# Task to complete:
Produce a verbatim copy of the entries listed below.

[Data records]
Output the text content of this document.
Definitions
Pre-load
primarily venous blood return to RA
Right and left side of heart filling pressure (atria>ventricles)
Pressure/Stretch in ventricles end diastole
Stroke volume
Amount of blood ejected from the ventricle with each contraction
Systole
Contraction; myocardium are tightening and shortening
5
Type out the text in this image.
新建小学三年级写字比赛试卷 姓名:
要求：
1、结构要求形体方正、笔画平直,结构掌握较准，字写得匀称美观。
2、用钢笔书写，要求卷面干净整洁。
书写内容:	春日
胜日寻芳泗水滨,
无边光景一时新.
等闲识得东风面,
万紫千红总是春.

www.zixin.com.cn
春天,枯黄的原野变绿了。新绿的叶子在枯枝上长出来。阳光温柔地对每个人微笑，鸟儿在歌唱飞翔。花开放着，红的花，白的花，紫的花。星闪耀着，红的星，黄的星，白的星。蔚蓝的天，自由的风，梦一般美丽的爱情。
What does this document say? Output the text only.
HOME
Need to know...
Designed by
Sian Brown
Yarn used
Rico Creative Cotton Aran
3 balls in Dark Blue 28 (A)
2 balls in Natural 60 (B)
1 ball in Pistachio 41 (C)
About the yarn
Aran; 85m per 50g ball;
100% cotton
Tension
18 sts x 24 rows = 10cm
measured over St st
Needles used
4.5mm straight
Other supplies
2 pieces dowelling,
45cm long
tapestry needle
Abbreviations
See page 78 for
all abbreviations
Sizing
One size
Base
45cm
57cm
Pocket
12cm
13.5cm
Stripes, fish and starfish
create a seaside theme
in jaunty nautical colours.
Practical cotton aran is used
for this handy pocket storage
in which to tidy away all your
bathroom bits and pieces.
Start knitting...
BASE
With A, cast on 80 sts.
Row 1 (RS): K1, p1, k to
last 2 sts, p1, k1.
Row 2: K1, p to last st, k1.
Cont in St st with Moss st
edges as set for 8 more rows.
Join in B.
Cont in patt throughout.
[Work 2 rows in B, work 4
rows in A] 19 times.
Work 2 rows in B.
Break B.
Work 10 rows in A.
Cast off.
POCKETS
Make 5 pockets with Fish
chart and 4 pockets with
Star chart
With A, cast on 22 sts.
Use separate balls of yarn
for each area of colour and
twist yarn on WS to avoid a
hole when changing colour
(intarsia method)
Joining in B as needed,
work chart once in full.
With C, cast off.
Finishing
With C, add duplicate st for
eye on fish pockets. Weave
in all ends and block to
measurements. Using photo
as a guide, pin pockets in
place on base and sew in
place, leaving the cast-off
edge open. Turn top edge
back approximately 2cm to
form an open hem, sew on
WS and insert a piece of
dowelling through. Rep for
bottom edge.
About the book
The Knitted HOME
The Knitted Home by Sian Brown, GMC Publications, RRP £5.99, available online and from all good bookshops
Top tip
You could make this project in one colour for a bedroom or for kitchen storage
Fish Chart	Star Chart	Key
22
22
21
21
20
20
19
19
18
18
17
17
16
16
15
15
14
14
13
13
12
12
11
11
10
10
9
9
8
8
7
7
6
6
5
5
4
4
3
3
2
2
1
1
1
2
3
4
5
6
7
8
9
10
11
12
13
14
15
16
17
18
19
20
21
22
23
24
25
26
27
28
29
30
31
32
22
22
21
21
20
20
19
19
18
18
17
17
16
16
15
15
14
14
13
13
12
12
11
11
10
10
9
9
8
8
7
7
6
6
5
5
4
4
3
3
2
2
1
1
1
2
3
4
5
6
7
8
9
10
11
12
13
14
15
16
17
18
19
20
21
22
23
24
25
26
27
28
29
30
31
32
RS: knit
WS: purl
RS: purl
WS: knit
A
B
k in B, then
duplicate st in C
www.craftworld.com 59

# Output below:
Output the text content of this document.
Definitions
Pre-load
primarily venous blood return to RA
Right and left side of heart filling pressure (atria>ventricles)
Pressure/Stretch in ventricles end diastole
Stroke volume
Amount of blood ejected from the ventricle with each contraction
Systole
Contraction; myocardium are tightening and shortening
5
Type out the text in this image.
新建小学三年级写字比赛试卷 姓名:
要求：
1、结构要求形体方正、笔画平直,结构掌握较准，字写得匀称美观。
2、用钢笔书写，要求卷面干净整洁。
书写内容:	春日
胜日寻芳泗水滨,
无边光景一时新.
等闲识得东风面,
万紫千红总是春.

www.zixin.com.cn
春天,枯黄的原野变绿了。新绿的叶子在枯枝上长出来。阳光温柔地对每个人微笑，鸟儿在歌唱飞翔。花开放着，红的花，白的花，紫的花。星闪耀着，红的星，黄的星，白的星。蔚蓝的天，自由的风，梦一般美丽的爱情。
What does this document say? Output the text only.
HOME
Need to know...
Designed by
Sian Brown
Yarn used
Rico Creative Cotton Aran
3 balls in Dark Blue 28 (A)
2 balls in Natural 60 (B)
1 ball in Pistachio 41 (C)
About the yarn
Aran; 85m per 50g ball;
100% cotton
Tension
18 sts x 24 rows = 10cm
measured over St st
Needles used
4.5mm straight
Other supplies
2 pieces dowelling,
45cm long
tapestry needle
Abbreviations
See page 78 for
all abbreviations
Sizing
One size
Base
45cm
57cm
Pocket
12cm
13.5cm
Stripes, fish and starfish
create a seaside theme
in jaunty nautical colours.
Practical cotton aran is used
for this handy pocket storage
in which to tidy away all your
bathroom bits and pieces.
Start knitting...
BASE
With A, cast on 80 sts.
Row 1 (RS): K1, p1, k to
last 2 sts, p1, k1.
Row 2: K1, p to last st, k1.
Cont in St st with Moss st
edges as set for 8 more rows.
Join in B.
Cont in patt throughout.
[Work 2 rows in B, work 4
rows in A] 19 times.
Work 2 rows in B.
Break B.
Work 10 rows in A.
Cast off.
POCKETS
Make 5 pockets with Fish
chart and 4 pockets with
Star chart
With A, cast on 22 sts.
Use separate balls of yarn
for each area of colour and
twist yarn on WS to avoid a
hole when changing colour
(intarsia method)
Joining in B as needed,
work chart once in full.
With C, cast off.
Finishing
With C, add duplicate st for
eye on fish pockets. Weave
in all ends and block to
measurements. Using photo
as a guide, pin pockets in
place on base and sew in
place, leaving the cast-off
edge open. Turn top edge
back approximately 2cm to
form an open hem, sew on
WS and insert a piece of
dowelling through. Rep for
bottom edge.
About the book
The Knitted HOME
The Knitted Home by Sian Brown, GMC Publications, RRP £5.99, available online and from all good bookshops
Top tip
You could make this project in one colour for a bedroom or for kitchen storage
Fish Chart	Star Chart	Key
22
22
21
21
20
20
19
19
18
18
17
17
16
16
15
15
14
14
13
13
12
12
11
11
10
10
9
9
8
8
7
7
6
6
5
5
4
4
3
3
2
2
1
1
1
2
3
4
5
6
7
8
9
10
11
12
13
14
15
16
17
18
19
20
21
22
23
24
25
26
27
28
29
30
31
32
22
22
21
21
20
20
19
19
18
18
17
17
16
16
15
15
14
14
13
13
12
12
11
11
10
10
9
9
8
8
7
7
6
6
5
5
4
4
3
3
2
2
1
1
1
2
3
4
5
6
7
8
9
10
11
12
13
14
15
16
17
18
19
20
21
22
23
24
25
26
27
28
29
30
31
32
RS: knit
WS: purl
RS: purl
WS: knit
A
B
k in B, then
duplicate st in C
www.craftworld.com 59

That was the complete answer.